Present each line of the entries below that holds the word "this".

Provided data:
========

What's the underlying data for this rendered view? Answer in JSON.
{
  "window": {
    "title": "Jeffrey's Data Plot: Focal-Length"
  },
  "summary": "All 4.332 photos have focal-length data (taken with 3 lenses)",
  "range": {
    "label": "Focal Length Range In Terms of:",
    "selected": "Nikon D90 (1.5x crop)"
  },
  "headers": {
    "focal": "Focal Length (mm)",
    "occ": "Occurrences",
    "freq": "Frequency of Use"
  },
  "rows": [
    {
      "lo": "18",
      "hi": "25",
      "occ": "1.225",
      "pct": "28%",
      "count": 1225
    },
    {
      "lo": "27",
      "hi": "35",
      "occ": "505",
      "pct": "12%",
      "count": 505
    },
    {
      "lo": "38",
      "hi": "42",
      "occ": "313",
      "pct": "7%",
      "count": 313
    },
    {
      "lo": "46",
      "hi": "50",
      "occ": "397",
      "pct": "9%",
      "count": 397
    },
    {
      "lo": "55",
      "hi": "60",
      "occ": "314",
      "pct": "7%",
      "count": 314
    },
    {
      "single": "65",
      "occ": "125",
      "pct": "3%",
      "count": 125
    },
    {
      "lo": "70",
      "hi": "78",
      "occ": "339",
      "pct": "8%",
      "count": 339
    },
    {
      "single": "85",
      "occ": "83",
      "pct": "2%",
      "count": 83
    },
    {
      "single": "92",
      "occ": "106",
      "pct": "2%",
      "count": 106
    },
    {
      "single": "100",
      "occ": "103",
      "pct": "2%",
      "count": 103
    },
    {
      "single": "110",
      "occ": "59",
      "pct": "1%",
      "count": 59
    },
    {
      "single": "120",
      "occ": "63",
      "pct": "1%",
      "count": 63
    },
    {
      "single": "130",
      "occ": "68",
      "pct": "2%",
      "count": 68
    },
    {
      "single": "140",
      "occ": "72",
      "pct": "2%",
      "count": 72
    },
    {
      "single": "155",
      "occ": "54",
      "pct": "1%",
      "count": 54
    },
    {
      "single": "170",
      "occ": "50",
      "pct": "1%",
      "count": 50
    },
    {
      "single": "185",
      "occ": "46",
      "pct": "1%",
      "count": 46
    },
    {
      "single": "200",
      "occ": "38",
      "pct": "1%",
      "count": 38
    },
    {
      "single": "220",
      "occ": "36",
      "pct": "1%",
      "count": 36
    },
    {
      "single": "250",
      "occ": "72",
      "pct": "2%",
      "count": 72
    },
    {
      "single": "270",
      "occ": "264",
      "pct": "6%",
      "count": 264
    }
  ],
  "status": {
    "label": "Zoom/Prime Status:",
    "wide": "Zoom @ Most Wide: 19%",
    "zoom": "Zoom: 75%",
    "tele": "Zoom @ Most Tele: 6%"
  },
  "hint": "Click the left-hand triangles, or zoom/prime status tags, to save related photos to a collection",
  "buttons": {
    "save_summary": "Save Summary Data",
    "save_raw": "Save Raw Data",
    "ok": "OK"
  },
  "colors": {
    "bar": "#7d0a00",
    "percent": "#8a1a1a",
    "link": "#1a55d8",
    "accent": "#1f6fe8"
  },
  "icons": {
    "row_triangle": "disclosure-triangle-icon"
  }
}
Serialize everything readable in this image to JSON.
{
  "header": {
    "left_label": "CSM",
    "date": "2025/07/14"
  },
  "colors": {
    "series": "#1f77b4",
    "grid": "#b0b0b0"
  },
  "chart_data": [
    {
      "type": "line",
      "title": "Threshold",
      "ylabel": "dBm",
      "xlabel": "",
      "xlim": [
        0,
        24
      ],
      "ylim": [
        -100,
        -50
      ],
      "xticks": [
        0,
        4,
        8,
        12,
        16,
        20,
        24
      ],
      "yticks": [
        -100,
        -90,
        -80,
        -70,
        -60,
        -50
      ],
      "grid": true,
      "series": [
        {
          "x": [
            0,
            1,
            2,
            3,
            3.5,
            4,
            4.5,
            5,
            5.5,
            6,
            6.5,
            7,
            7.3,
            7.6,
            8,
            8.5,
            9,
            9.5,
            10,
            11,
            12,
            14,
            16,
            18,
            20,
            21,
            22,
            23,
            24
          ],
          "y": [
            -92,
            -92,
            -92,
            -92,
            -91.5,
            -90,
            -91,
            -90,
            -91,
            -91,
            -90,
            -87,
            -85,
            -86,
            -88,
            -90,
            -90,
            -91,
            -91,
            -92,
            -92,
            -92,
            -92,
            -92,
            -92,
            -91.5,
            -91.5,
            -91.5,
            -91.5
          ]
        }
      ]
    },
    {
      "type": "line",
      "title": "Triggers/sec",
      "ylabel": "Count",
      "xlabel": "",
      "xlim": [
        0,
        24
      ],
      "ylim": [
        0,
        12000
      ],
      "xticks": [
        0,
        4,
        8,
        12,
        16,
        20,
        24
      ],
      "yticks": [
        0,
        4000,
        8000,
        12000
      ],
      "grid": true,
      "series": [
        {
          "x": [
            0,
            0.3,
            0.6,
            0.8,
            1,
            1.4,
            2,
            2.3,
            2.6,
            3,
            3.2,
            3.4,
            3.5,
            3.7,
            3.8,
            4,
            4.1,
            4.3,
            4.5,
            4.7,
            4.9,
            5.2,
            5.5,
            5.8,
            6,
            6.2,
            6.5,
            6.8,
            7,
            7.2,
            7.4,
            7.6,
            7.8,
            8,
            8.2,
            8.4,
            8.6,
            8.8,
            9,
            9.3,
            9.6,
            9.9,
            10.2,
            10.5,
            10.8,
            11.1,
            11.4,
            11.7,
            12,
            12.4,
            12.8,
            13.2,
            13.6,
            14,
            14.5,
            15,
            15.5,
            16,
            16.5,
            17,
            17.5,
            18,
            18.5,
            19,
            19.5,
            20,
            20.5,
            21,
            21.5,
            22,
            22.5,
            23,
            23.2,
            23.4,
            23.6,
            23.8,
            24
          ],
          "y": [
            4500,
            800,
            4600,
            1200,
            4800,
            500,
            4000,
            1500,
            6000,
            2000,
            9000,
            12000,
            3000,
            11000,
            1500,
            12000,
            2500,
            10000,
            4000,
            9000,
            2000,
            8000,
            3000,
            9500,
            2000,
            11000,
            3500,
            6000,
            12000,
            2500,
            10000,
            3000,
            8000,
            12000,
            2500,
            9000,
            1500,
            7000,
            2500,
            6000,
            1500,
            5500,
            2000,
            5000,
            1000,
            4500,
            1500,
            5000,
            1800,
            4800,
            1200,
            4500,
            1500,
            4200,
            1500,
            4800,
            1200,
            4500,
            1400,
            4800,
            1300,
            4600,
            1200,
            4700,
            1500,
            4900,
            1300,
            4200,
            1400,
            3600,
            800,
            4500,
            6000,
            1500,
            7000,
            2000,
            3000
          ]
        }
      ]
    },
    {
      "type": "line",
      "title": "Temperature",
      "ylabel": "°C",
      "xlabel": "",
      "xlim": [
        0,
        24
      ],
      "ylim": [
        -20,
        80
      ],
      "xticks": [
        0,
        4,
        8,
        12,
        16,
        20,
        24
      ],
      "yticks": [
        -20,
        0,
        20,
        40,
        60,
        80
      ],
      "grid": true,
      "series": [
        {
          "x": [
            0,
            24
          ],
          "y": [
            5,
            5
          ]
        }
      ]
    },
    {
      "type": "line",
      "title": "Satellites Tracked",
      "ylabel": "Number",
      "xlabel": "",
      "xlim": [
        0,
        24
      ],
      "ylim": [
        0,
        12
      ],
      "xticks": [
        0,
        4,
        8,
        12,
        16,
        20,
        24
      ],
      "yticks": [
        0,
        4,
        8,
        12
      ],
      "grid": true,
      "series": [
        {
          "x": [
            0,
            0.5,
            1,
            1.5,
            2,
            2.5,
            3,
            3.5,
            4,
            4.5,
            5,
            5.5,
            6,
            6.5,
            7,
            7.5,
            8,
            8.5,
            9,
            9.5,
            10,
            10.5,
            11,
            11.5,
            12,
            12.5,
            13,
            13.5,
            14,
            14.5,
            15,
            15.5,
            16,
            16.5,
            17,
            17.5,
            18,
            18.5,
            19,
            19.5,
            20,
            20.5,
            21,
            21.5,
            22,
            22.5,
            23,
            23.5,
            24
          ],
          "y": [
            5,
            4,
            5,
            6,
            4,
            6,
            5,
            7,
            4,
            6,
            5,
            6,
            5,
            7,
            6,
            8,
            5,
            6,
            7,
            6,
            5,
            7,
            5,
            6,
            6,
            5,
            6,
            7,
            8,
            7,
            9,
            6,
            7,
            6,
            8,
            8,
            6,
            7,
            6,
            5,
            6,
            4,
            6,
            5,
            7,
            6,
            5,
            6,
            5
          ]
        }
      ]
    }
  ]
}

========

Complete answer:
What's the underlying data for this rendered view? Answer in JSON.
Serialize everything readable in this image to JSON.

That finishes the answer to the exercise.